=== Given request ===
Your task is to copy every line of the records below that contains "Convert".

=== Records from a collection of figures ===

= = = = = = =

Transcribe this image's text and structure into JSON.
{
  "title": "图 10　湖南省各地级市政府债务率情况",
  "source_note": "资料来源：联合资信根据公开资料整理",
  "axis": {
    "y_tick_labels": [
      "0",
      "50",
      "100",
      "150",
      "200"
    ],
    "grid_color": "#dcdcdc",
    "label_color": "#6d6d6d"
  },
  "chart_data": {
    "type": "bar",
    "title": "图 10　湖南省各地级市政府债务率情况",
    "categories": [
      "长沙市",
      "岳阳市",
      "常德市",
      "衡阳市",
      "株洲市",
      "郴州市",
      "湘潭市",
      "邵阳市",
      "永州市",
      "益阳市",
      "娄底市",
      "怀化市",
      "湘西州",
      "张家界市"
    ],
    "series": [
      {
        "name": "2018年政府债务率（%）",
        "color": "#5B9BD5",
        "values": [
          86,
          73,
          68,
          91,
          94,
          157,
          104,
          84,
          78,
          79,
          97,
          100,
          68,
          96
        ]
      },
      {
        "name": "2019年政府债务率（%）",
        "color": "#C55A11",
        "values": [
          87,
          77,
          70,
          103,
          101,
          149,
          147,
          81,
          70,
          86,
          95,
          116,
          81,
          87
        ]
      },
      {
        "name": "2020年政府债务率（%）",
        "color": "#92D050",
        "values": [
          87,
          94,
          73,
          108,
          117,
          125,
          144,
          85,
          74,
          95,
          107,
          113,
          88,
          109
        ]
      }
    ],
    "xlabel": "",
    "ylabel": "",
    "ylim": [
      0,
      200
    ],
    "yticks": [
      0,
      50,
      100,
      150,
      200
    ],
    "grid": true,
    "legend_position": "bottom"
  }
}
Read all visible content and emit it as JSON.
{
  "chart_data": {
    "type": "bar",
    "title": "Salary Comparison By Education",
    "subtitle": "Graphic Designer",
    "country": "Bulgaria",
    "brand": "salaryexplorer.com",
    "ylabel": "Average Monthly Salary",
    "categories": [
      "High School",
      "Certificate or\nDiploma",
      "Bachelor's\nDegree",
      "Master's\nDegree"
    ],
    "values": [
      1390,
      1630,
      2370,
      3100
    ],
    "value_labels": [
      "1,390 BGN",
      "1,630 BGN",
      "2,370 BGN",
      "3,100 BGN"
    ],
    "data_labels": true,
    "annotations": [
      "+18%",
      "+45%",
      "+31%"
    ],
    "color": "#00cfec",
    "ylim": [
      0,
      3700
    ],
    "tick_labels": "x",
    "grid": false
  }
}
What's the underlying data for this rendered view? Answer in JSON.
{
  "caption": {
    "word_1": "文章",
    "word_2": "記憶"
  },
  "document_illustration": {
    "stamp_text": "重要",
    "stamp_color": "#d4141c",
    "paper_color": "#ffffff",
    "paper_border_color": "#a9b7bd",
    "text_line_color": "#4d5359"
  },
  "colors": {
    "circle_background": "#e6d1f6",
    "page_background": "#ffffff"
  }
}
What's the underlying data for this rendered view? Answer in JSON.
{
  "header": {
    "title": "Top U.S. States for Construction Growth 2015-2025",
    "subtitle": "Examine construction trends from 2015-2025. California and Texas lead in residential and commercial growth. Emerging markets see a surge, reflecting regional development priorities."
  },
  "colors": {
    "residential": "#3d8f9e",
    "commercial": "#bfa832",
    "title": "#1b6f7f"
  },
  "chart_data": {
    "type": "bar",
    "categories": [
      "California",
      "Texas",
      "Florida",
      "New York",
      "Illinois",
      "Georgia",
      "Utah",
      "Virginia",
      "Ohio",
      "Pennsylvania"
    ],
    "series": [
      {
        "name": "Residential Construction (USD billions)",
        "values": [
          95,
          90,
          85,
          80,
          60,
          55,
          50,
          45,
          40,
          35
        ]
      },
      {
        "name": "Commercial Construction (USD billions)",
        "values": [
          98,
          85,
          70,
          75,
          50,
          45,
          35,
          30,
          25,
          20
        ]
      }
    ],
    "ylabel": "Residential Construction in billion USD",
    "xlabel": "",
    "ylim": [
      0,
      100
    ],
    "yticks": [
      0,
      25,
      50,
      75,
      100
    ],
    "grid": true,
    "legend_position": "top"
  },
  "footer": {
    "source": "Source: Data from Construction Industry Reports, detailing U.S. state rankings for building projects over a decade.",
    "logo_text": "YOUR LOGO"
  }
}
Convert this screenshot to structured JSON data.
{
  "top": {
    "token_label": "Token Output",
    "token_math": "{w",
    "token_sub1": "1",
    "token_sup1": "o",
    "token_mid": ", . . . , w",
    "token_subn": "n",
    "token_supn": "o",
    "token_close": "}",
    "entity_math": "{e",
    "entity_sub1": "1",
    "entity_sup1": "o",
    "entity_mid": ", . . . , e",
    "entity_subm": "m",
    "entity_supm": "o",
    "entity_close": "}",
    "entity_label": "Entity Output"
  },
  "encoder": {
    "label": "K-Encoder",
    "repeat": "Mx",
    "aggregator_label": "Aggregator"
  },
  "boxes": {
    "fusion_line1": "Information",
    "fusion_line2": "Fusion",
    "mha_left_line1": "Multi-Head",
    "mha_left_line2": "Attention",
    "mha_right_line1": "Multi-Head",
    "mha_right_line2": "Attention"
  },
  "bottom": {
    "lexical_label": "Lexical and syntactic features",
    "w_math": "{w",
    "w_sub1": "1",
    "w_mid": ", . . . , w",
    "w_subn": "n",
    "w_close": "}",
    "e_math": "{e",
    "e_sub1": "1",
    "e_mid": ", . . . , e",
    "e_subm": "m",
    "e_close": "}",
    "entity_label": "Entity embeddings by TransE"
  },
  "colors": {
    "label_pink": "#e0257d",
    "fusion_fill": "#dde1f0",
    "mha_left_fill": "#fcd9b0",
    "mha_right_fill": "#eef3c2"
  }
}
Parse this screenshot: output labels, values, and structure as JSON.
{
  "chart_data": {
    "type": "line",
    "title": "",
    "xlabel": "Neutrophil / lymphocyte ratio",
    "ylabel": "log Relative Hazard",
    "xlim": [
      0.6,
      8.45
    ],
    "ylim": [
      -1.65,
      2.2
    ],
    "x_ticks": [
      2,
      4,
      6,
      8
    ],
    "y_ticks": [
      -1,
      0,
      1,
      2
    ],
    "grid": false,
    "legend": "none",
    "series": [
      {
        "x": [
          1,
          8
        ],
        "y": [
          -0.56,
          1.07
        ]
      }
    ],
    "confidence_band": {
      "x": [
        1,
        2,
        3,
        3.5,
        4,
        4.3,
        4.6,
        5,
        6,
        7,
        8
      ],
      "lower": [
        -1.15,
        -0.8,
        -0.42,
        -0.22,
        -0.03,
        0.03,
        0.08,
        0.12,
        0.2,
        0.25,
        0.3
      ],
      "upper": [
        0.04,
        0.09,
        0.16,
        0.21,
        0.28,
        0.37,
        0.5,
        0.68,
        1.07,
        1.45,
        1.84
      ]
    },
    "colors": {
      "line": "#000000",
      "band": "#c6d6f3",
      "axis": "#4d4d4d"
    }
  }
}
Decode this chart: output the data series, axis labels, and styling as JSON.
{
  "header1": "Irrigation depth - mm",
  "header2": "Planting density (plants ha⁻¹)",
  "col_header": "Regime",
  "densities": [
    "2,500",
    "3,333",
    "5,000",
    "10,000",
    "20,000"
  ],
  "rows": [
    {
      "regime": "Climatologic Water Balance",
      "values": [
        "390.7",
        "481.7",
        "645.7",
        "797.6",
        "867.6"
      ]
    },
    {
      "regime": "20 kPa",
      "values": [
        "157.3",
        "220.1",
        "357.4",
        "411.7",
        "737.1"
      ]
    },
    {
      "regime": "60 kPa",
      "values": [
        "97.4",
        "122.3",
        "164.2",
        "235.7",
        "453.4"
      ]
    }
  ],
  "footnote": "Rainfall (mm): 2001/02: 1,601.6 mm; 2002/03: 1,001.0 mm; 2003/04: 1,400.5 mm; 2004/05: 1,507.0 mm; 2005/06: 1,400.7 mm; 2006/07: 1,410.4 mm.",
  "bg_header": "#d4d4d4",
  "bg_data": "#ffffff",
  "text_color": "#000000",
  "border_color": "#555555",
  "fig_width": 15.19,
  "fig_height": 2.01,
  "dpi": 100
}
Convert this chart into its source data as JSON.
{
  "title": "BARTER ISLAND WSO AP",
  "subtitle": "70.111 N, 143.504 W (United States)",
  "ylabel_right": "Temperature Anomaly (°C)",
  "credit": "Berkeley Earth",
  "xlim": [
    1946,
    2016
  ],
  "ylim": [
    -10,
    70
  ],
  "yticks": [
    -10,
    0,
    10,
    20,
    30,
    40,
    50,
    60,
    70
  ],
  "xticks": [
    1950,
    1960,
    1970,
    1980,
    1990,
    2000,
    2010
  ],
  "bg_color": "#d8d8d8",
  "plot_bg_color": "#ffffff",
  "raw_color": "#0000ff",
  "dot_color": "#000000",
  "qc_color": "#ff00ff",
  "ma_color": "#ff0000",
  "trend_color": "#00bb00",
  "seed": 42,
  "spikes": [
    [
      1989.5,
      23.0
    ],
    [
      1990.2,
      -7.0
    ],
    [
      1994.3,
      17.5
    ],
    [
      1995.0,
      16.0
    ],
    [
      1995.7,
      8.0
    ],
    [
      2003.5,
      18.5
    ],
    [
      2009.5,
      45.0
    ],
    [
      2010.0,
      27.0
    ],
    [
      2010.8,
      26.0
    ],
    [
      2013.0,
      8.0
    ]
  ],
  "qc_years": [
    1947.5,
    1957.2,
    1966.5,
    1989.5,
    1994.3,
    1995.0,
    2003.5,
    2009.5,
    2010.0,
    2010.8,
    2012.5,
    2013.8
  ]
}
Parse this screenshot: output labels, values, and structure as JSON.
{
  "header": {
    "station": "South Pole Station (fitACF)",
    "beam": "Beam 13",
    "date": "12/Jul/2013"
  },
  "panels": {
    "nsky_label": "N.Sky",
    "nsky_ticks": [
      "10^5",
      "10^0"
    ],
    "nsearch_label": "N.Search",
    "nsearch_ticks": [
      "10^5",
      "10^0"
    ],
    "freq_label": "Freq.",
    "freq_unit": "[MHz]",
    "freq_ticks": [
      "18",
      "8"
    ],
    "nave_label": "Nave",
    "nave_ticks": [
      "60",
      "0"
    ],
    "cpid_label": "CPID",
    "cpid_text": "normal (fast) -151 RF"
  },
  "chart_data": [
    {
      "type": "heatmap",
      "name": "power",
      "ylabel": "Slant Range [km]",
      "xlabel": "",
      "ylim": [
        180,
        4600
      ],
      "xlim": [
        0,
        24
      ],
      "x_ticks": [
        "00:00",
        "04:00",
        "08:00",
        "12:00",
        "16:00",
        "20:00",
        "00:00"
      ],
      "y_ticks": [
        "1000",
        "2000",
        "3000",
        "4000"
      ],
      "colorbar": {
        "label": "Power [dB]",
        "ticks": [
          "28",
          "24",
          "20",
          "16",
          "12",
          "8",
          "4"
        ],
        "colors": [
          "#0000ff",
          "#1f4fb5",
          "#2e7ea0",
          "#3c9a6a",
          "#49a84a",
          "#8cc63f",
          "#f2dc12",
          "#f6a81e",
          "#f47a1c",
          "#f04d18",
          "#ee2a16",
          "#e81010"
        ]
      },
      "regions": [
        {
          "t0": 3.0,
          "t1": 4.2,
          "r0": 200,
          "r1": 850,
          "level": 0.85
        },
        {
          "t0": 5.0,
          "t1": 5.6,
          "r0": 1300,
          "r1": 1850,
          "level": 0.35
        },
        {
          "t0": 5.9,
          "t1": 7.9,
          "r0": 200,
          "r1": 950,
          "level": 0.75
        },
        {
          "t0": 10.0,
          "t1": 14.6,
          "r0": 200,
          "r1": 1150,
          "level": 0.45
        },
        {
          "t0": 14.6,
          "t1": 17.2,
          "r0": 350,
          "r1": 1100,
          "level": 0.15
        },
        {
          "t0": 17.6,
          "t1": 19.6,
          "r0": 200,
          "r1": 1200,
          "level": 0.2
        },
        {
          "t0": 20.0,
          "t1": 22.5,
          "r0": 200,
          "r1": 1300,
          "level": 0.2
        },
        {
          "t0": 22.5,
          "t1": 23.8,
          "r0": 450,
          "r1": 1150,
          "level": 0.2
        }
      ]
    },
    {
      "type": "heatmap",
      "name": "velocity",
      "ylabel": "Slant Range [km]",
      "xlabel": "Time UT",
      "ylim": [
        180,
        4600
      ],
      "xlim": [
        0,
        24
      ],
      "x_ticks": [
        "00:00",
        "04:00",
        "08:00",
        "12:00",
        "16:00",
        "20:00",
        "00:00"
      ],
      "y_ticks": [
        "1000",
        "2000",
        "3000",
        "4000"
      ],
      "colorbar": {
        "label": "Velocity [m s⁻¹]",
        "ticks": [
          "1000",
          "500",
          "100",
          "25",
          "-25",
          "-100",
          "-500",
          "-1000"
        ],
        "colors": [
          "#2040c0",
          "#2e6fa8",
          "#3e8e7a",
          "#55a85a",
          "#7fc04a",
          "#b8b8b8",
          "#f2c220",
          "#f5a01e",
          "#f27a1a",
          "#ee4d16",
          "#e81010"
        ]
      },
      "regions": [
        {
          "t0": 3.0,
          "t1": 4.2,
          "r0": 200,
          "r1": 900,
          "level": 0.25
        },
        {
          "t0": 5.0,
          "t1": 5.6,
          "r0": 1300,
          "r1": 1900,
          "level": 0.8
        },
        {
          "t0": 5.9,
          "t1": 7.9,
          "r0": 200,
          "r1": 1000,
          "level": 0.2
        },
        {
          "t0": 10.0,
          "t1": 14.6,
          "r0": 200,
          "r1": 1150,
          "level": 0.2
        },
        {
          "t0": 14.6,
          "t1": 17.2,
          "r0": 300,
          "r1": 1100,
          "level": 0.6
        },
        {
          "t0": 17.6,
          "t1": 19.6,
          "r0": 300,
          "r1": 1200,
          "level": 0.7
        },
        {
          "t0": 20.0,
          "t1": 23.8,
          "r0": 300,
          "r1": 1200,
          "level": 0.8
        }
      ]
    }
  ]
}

= = = = = = =

=== Task output ===
Convert this screenshot to structured JSON data.
Convert this chart into its source data as JSON.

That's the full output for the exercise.